— BEGIN —

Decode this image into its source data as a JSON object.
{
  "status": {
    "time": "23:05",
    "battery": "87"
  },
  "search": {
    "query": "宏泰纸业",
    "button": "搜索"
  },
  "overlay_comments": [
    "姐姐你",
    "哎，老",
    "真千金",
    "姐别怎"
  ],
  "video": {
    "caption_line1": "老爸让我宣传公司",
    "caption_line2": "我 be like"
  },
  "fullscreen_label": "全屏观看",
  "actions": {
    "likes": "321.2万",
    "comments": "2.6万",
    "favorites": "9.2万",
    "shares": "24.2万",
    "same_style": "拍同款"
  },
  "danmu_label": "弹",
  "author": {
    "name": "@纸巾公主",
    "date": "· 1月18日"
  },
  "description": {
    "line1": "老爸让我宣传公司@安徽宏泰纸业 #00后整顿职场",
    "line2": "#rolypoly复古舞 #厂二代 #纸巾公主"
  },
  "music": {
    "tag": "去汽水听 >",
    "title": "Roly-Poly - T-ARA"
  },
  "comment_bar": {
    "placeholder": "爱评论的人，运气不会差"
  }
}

— END —

## Task prompt
Retype all of the data shown above, word for word.

## Result
Decode this image into its source data as a JSON object.
{
  "status": {
    "time": "23:05",
    "battery": "87"
  },
  "search": {
    "query": "宏泰纸业",
    "button": "搜索"
  },
  "overlay_comments": [
    "姐姐你",
    "哎，老",
    "真千金",
    "姐别怎"
  ],
  "video": {
    "caption_line1": "老爸让我宣传公司",
    "caption_line2": "我 be like"
  },
  "fullscreen_label": "全屏观看",
  "actions": {
    "likes": "321.2万",
    "comments": "2.6万",
    "favorites": "9.2万",
    "shares": "24.2万",
    "same_style": "拍同款"
  },
  "danmu_label": "弹",
  "author": {
    "name": "@纸巾公主",
    "date": "· 1月18日"
  },
  "description": {
    "line1": "老爸让我宣传公司@安徽宏泰纸业 #00后整顿职场",
    "line2": "#rolypoly复古舞 #厂二代 #纸巾公主"
  },
  "music": {
    "tag": "去汽水听 >",
    "title": "Roly-Poly - T-ARA"
  },
  "comment_bar": {
    "placeholder": "爱评论的人，运气不会差"
  }
}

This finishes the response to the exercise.